**DATASET ENTRIES**
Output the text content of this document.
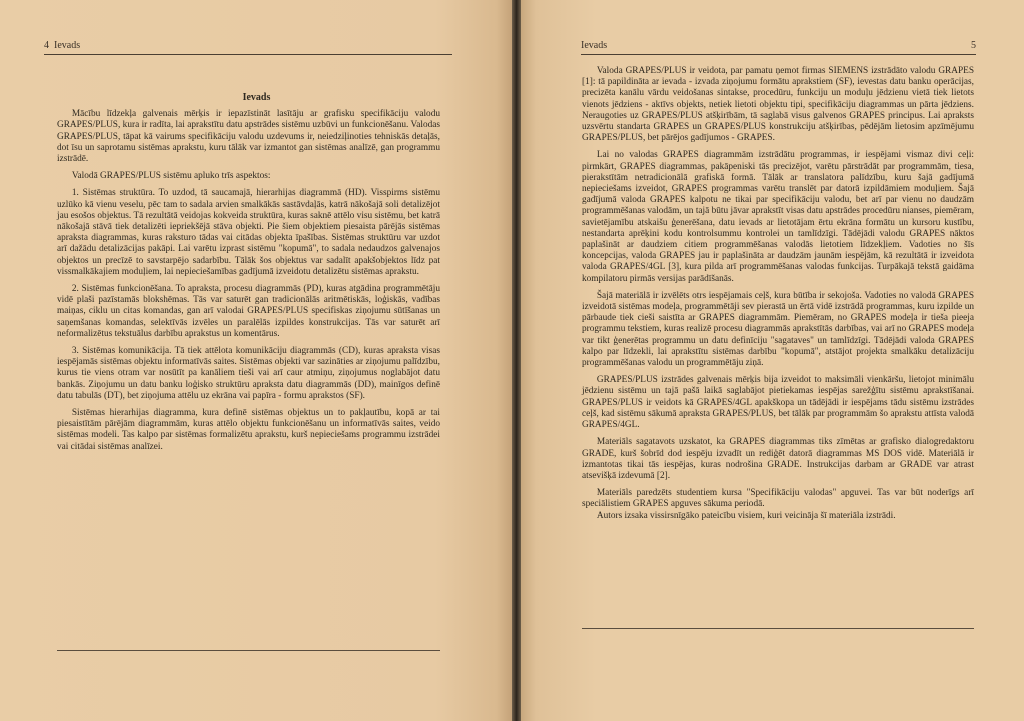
4 Ievads

Ievads

Mācību līdzekļa galvenais mērķis ir iepazīstināt lasītāju ar grafisku specifikāciju valodu GRAPES/PLUS, kura ir radīta, lai aprakstītu datu apstrādes sistēmu uzbūvi un funkcionēšanu. Valodas GRAPES/PLUS, tāpat kā vairums specifikāciju valodu uzdevums ir, neiedziļinoties tehniskās detaļās, dot īsu un saprotamu sistēmas aprakstu, kuru tālāk var izmantot gan sistēmas analīzē, gan programmu izstrādē.

Valodā GRAPES/PLUS sistēmu apluko trīs aspektos:

1. Sistēmas struktūra. To uzdod, tā saucamajā, hierarhijas diagrammā (HD). Visspirms sistēmu uzlūko kā vienu veselu, pēc tam to sadala arvien smalkākās sastāvdaļās, katrā nākošajā soli detalizējot jau esošos objektus. Tā rezultātā veidojas kokveida struktūra, kuras saknē attēlo visu sistēmu, bet katrā nākošajā stāvā tiek detalizēti iepriekšējā stāva objekti. Pie šiem objektiem piesaista pārējās sistēmas apraksta diagrammas, kuras raksturo tādas vai citādas objekta īpašības. Sistēmas struktūru var uzdot arī dažādu detalizācijas pakāpi. Lai varētu izprast sistēmu "kopumā", to sadala nedaudzos galvenajos objektos un precīzē to savstarpējo sadarbību. Tālāk šos objektus var sadalīt apakšobjektos līdz pat vissmalkākajiem moduļiem, lai nepieciešamības gadījumā izveidotu detalizētu sistēmas aprakstu.

2. Sistēmas funkcionēšana. To apraksta, procesu diagrammās (PD), kuras atgādina programmētāju vidē plaši pazīstamās blokshēmas. Tās var saturēt gan tradicionālās aritmētiskās, loģiskās, vadības maiņas, ciklu un citas komandas, gan arī valodai GRAPES/PLUS specifiskas ziņojumu sūtīšanas un saņemšanas komandas, selektīvās izvēles un paralēlās izpildes konstrukcijas. Tās var saturēt arī neformalizētus tekstuālus darbību aprakstus un komentārus.

3. Sistēmas komunikācija. Tā tiek attēlota komunikāciju diagrammās (CD), kuras apraksta visas iespējamās sistēmas objektu informatīvās saites. Sistēmas objekti var sazināties ar ziņojumu palīdzību, kurus tie viens otram var nosūtīt pa kanāliem tieši vai arī caur atmiņu, ziņojumus noglabājot datu bankās. Ziņojumu un datu banku loģisko struktūru apraksta datu diagrammās (DD), mainīgos definē datu tabulās (DT), bet ziņojuma attēlu uz ekrāna vai papīra - formu aprakstos (SF).

Sistēmas hierarhijas diagramma, kura definē sistēmas objektus un to pakļautību, kopā ar tai piesaistītām pārējām diagrammām, kuras attēlo objektu funkcionēšanu un informatīvās saites, veido sistēmas modeli. Tas kalpo par sistēmas formalizētu aprakstu, kurš nepieciešams programmu izstrādei vai citādai sistēmas analīzei.

Ievads	5

Valoda GRAPES/PLUS ir veidota, par pamatu ņemot firmas SIEMENS izstrādāto valodu GRAPES [1]: tā papildināta ar ievada - izvada ziņojumu formātu aprakstiem (SF), ievestas datu banku operācijas, precizēta kanālu vārdu veidošanas sintakse, procedūru, funkciju un moduļu jēdzienu vietā tiek lietots vienots jēdziens - aktīvs objekts, netiek lietoti objektu tipi, specifikāciju diagrammas un pārta jēdziens. Neraugoties uz GRAPES/PLUS atšķirībām, tā saglabā visus galvenos GRAPES principus. Lai apraksts uzsvērtu standarta GRAPES un GRAPES/PLUS konstrukciju atšķirības, pēdējām lietosim apzīmējumu GRAPES/PLUS, bet pārējos gadījumos - GRAPES.

Lai no valodas GRAPES diagrammām izstrādātu programmas, ir iespējami vismaz divi ceļi: pirmkārt, GRAPES diagrammas, pakāpeniski tās precizējot, varētu pārstrādāt par programmām, tiesa, pierakstītām netradicionālā grafiskā formā. Tālāk ar translatora palīdzību, kuru šajā gadījumā nepieciešams izveidot, GRAPES programmas varētu translēt par datorā izpildāmiem moduļiem. Šajā gadījumā valoda GRAPES kalpotu ne tikai par specifikāciju valodu, bet arī par vienu no daudzām programmēšanas valodām, un tajā būtu jāvar aprakstīt visas datu apstrādes procedūru nianses, piemēram, savietējamību atskaišu ģenerēšana, datu ievads ar lietotājam ērtu ekrāna formātu un kursoru kustību, nestandarta aprēķini kodu kontrolsummu kontrolei un tamlīdzīgi. Tādējādi valodu GRAPES nāktos paplašināt ar daudziem citiem programmēšanas valodās lietotiem līdzekļiem. Vadoties no šīs koncepcijas, valoda GRAPES jau ir paplašināta ar daudzām jaunām iespējām, kā rezultātā ir izveidota valoda GRAPES/4GL [3], kura pilda arī programmēšanas valodas funkcijas. Turpākajā tekstā gaidāma kompilatoru pirmās versijas parādīšanās.

Šajā materiālā ir izvēlēts otrs iespējamais ceļš, kura būtība ir sekojoša. Vadoties no valodā GRAPES izveidotā sistēmas modeļa, programmētāji sev pierastā un ērtā vidē izstrādā programmas, kuru izpilde un pārbaude tiek cieši saistīta ar GRAPES diagrammām. Piemēram, no GRAPES modeļa ir tieša pieeja programmu tekstiem, kuras realizē procesu diagrammās aprakstītās darbības, vai arī no GRAPES modeļa var tikt ģenerētas programmu un datu definīciju "sagataves" un tamlīdzīgi. Tādējādi valoda GRAPES kalpo par līdzekli, lai aprakstītu sistēmas darbību "kopumā", atstājot projekta smalkāku detalizāciju programmēšanas valodu un programmētāju ziņā.

GRAPES/PLUS izstrādes galvenais mērķis bija izveidot to maksimāli vienkāršu, lietojot minimālu jēdzienu sistēmu un tajā pašā laikā saglabājot pietiekamas iespējas sarežģītu sistēmu aprakstīšanai. GRAPES/PLUS ir veidots kā GRAPES/4GL apakškopa un tādējādi ir iespējams tādu sistēmu izstrādes ceļš, kad sistēmu sākumā apraksta GRAPES/PLUS, bet tālāk par programmām šo aprakstu attīsta valodā GRAPES/4GL.

Materiāls sagatavots uzskatot, ka GRAPES diagrammas tiks zīmētas ar grafisko dialogredaktoru GRADE, kurš šobrīd dod iespēju izvadīt un rediģēt datorā diagrammas MS DOS vidē. Materiālā ir izmantotas tikai tās iespējas, kuras nodrošina GRADE. Instrukcijas darbam ar GRADE var atrast atsevišķā izdevumā [2].

Materiāls paredzēts studentiem kursa "Specifikāciju valodas" apguvei. Tas var būt noderīgs arī speciālistiem GRAPES apguves sākuma periodā.

Autors izsaka vissirsnīgāko pateicību visiem, kuri veicināja šī materiāla izstrādi.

**DO THIS**
Read through the lines above and collect those that contain the string "Materiāls".

**THE REPLY**
Materiāls sagatavots uzskatot, ka GRAPES diagrammas tiks zīmētas ar grafisko dialogredaktoru GRADE, kurš šobrīd dod iespēju izvadīt un rediģēt datorā diagrammas MS DOS vidē. Materiālā ir izmantotas tikai tās iespējas, kuras nodrošina GRADE. Instrukcijas darbam ar GRADE var atrast atsevišķā izdevumā [2].
Materiāls paredzēts studentiem kursa "Specifikāciju valodas" apguvei. Tas var būt noderīgs arī speciālistiem GRAPES apguves sākuma periodā.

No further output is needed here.